● Input rows
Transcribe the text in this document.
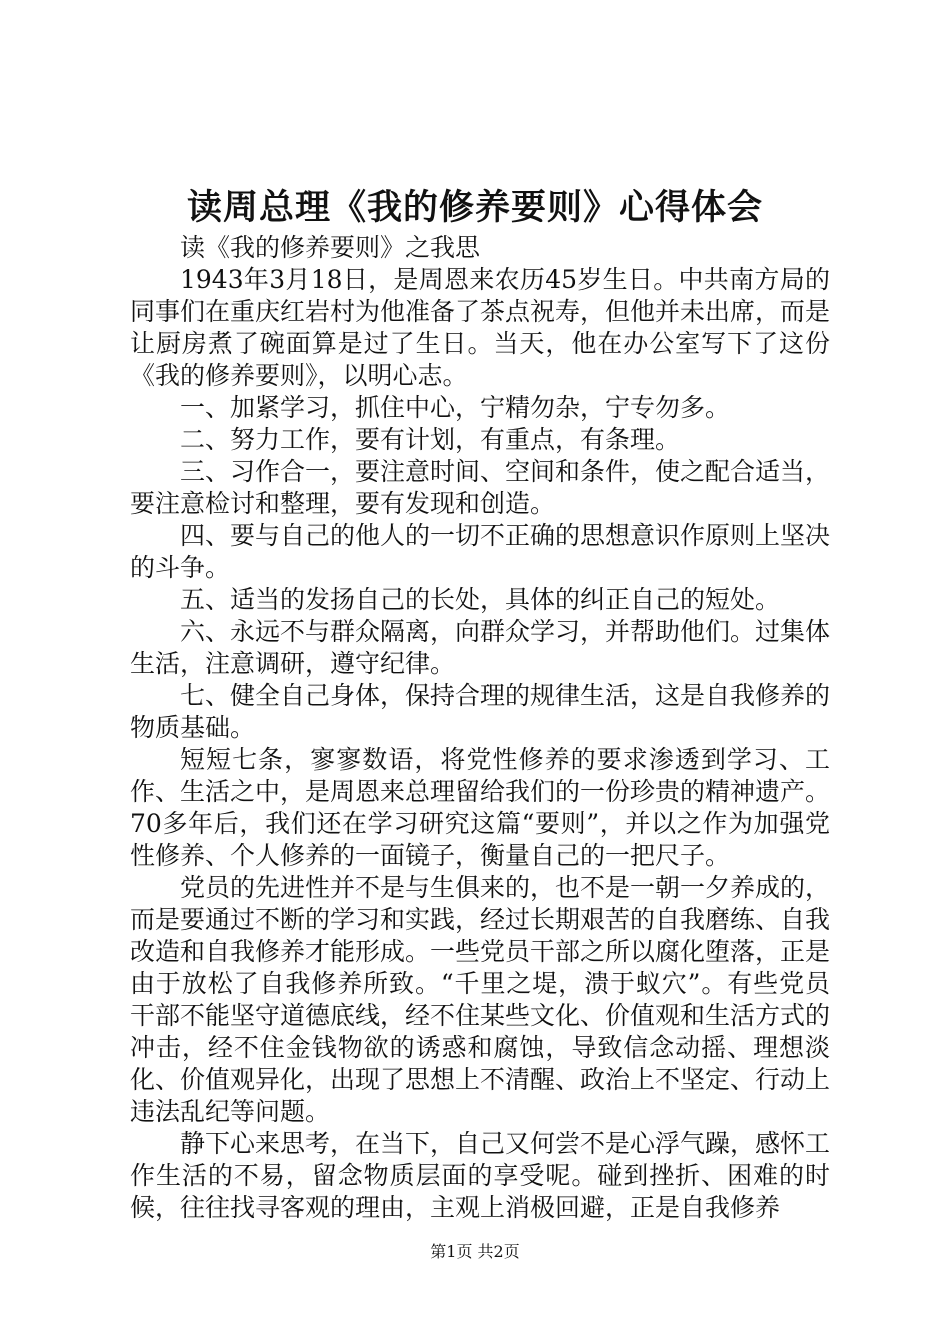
读周总理《我的修养要则》心得体会

读《我的修养要则》之我思

1943年3月18日，是周恩来农历45岁生日。中共南方局的同事们在重庆红岩村为他准备了茶点祝寿，但他并未出席，而是让厨房煮了碗面算是过了生日。当天，他在办公室写下了这份《我的修养要则》，以明心志。

一、加紧学习，抓住中心，宁精勿杂，宁专勿多。

二、努力工作，要有计划，有重点，有条理。

三、习作合一，要注意时间、空间和条件，使之配合适当，要注意检讨和整理，要有发现和创造。

四、要与自己的他人的一切不正确的思想意识作原则上坚决的斗争。

五、适当的发扬自己的长处，具体的纠正自己的短处。

六、永远不与群众隔离，向群众学习，并帮助他们。过集体生活，注意调研，遵守纪律。

七、健全自己身体，保持合理的规律生活，这是自我修养的物质基础。

短短七条，寥寥数语，将党性修养的要求渗透到学习、工作、生活之中，是周恩来总理留给我们的一份珍贵的精神遗产。70多年后，我们还在学习研究这篇“要则”，并以之作为加强党性修养、个人修养的一面镜子，衡量自己的一把尺子。

党员的先进性并不是与生俱来的，也不是一朝一夕养成的，而是要通过不断的学习和实践，经过长期艰苦的自我磨练、自我改造和自我修养才能形成。一些党员干部之所以腐化堕落，正是由于放松了自我修养所致。“千里之堤，溃于蚁穴”。有些党员干部不能坚守道德底线，经不住某些文化、价值观和生活方式的冲击，经不住金钱物欲的诱惑和腐蚀，导致信念动摇、理想淡化、价值观异化，出现了思想上不清醒、政治上不坚定、行动上违法乱纪等问题。

静下心来思考，在当下，自己又何尝不是心浮气躁，感怀工作生活的不易，留念物质层面的享受呢。碰到挫折、困难的时候，往往找寻客观的理由，主观上消极回避，正是自我修养

第1页 共2页
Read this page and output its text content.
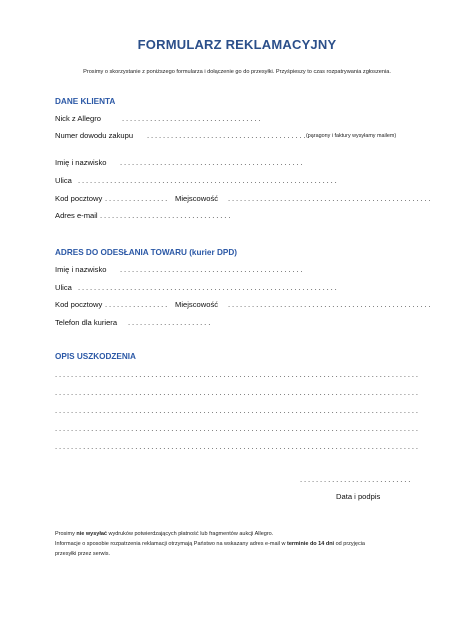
FORMULARZ REKLAMACYJNY
Prosimy o skorzystanie z poniższego formularza i dołączenie go do przesyłki. Przyśpieszy to czas rozpatrywania zgłoszenia.
DANE KLIENTA
Nick z Allegro	...................................
Numer dowodu zakupu ..........................................
(paragony i faktury wysyłamy mailem)
Imię i nazwisko ..............................................
Ulica .................................................................
Kod pocztowy ................ Miejscowość ...................................................
Adres e-mail .................................
ADRES DO ODESŁANIA TOWARU (kurier DPD)
Imię i nazwisko ..............................................
Ulica .................................................................
Kod pocztowy ................ Miejscowość ...................................................
Telefon dla kuriera .....................
OPIS USZKODZENIA
...........................................................................................
...........................................................................................
...........................................................................................
...........................................................................................
...........................................................................................
............................
Data i podpis
Prosimy nie wysyłać wydruków potwierdzających płatność lub fragmentów aukcji Allegro.
Informacje o sposobie rozpatrzenia reklamacji otrzymają Państwo na wskazany adres e-mail w terminie do 14 dni od przyjęcia
przesyłki przez serwis.
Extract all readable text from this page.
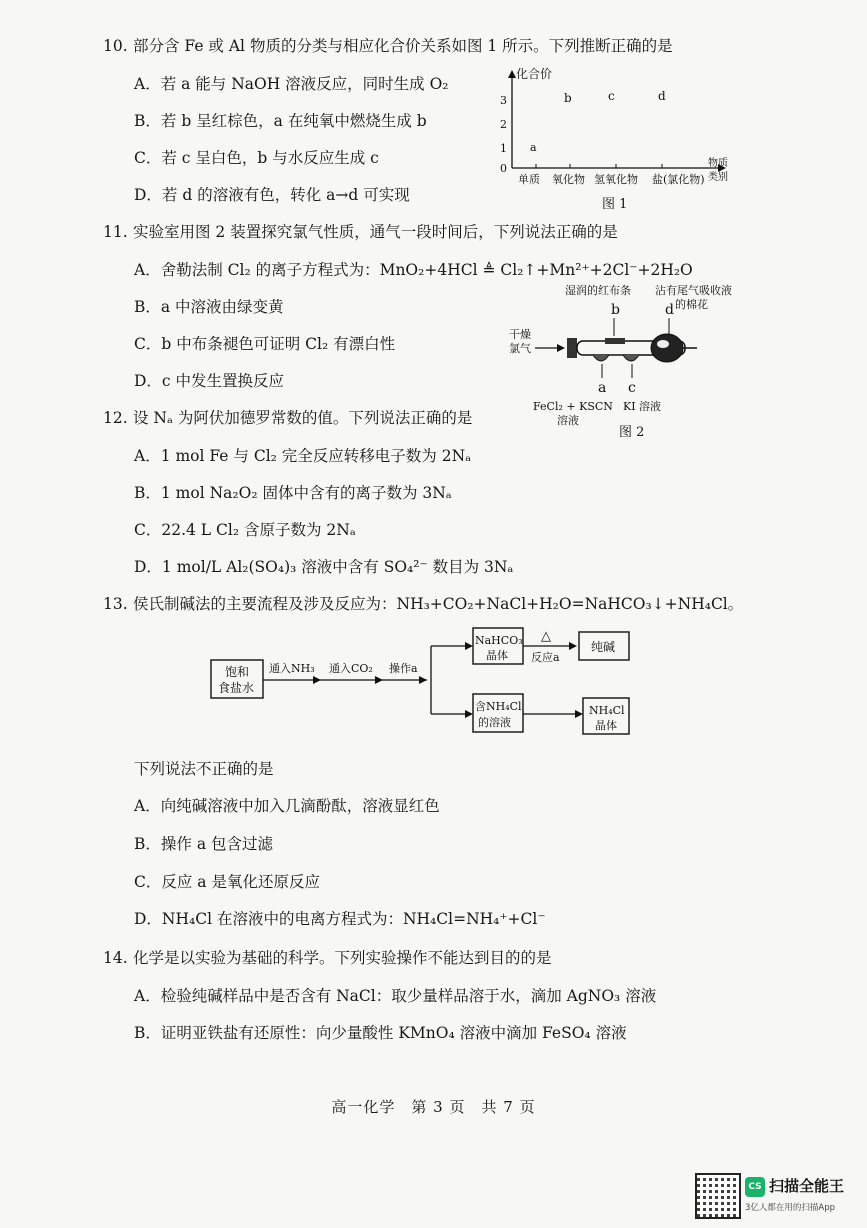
10. 部分含 Fe 或 Al 物质的分类与相应化合价关系如图 1 所示。下列推断正确的是
A．若 a 能与 NaOH 溶液反应，同时生成 O₂
B．若 b 呈红棕色，a 在纯氧中燃烧生成 b
C．若 c 呈白色，b 与水反应生成 c
D．若 d 的溶液有色，转化 a→d 可实现
化合价
3
2
1
0	物质
类别
单质 氧化物 氢氧化物 盐(氯化物)
a
b	c	d
图 1
11. 实验室用图 2 装置探究氯气性质，通气一段时间后，下列说法正确的是
A．舍勒法制 Cl₂ 的离子方程式为：MnO₂+4HCl ≜ Cl₂↑+Mn²⁺+2Cl⁻+2H₂O
B．a 中溶液由绿变黄
C．b 中布条褪色可证明 Cl₂ 有漂白性
D．c 中发生置换反应
湿润的红布条 沾有尾气吸收液
的棉花
b	d
干燥
氯气
a c
FeCl₂ + KSCN
溶液
KI 溶液
图 2
12. 设 Nₐ 为阿伏加德罗常数的值。下列说法正确的是
A．1 mol Fe 与 Cl₂ 完全反应转移电子数为 2Nₐ
B．1 mol Na₂O₂ 固体中含有的离子数为 3Nₐ
C．22.4 L Cl₂ 含原子数为 2Nₐ
D．1 mol/L Al₂(SO₄)₃ 溶液中含有 SO₄²⁻ 数目为 3Nₐ
13. 侯氏制碱法的主要流程及涉及反应为：NH₃+CO₂+NaCl+H₂O=NaHCO₃↓+NH₄Cl。
饱和
食盐水
通入NH₃ 通入CO₂ 操作a
NaHCO₃
晶体
△
反应a
纯碱
含NH₄Cl
的溶液
NH₄Cl
晶体
下列说法不正确的是
A．向纯碱溶液中加入几滴酚酞，溶液显红色
B．操作 a 包含过滤
C．反应 a 是氧化还原反应
D．NH₄Cl 在溶液中的电离方程式为：NH₄Cl=NH₄⁺+Cl⁻
14. 化学是以实验为基础的科学。下列实验操作不能达到目的的是
A．检验纯碱样品中是否含有 NaCl：取少量样品溶于水，滴加 AgNO₃ 溶液
B．证明亚铁盐有还原性：向少量酸性 KMnO₄ 溶液中滴加 FeSO₄ 溶液
高一化学　第 3 页　共 7 页
CS 扫描全能王
3亿人都在用的扫描App
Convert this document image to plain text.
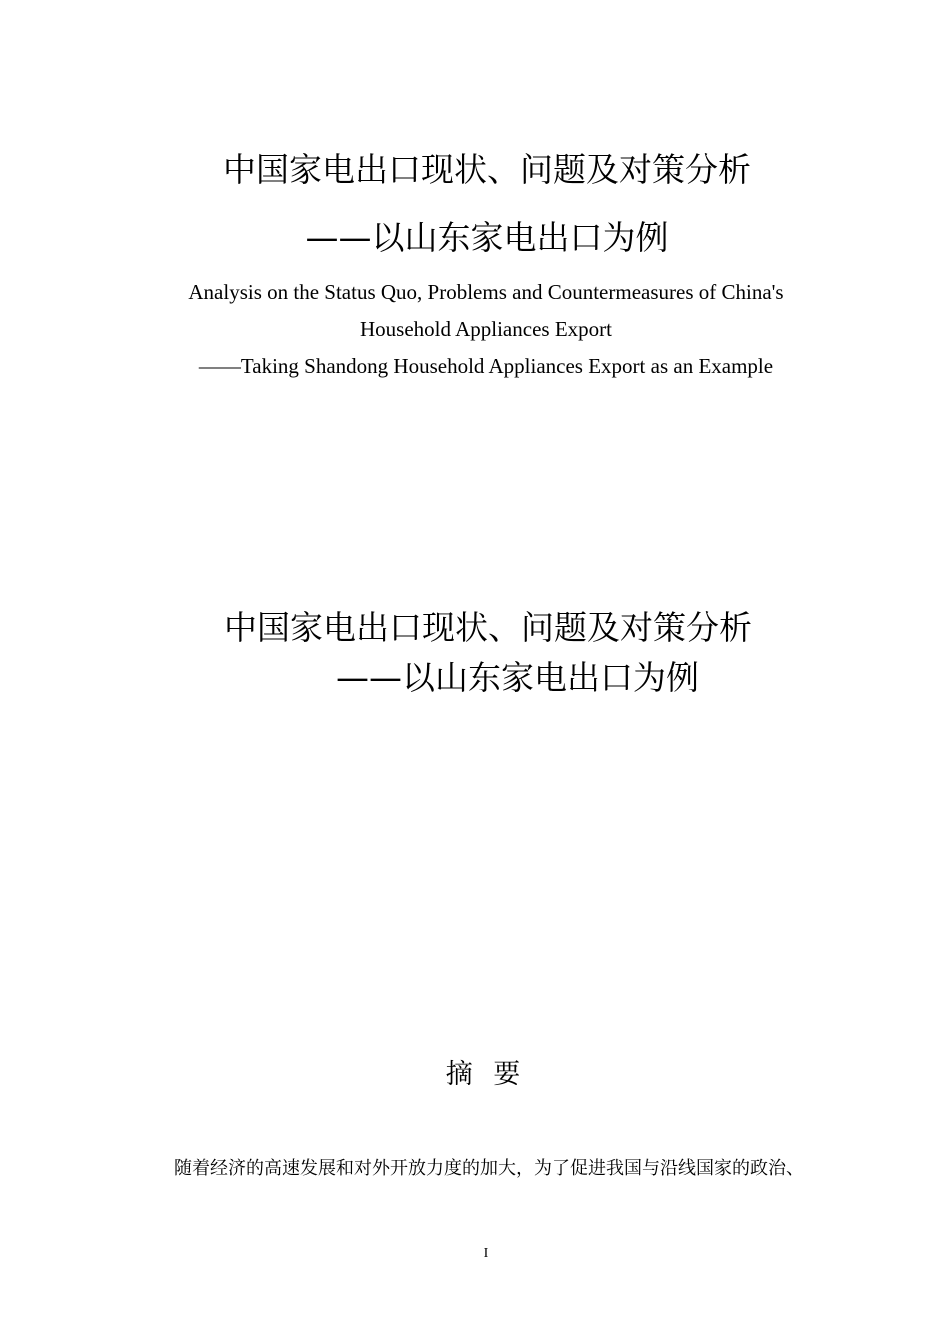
中国家电出口现状、问题及对策分析
——以山东家电出口为例
Analysis on the Status Quo, Problems and Countermeasures of China's
Household Appliances Export
——Taking Shandong Household Appliances Export as an Example
中国家电出口现状、问题及对策分析
——以山东家电出口为例
摘 要
随着经济的高速发展和对外开放力度的加大，为了促进我国与沿线国家的政治、
I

● Given problem
Beginning with the line that holds "Convert this document image to plain text." and ending with the last line of the material above, extract every line exactly, pictures excluded.

● Written answer
Convert this document image to plain text.
中国家电出口现状、问题及对策分析
——以山东家电出口为例
Analysis on the Status Quo, Problems and Countermeasures of China's
Household Appliances Export
——Taking Shandong Household Appliances Export as an Example
中国家电出口现状、问题及对策分析
——以山东家电出口为例
摘 要
随着经济的高速发展和对外开放力度的加大，为了促进我国与沿线国家的政治、
I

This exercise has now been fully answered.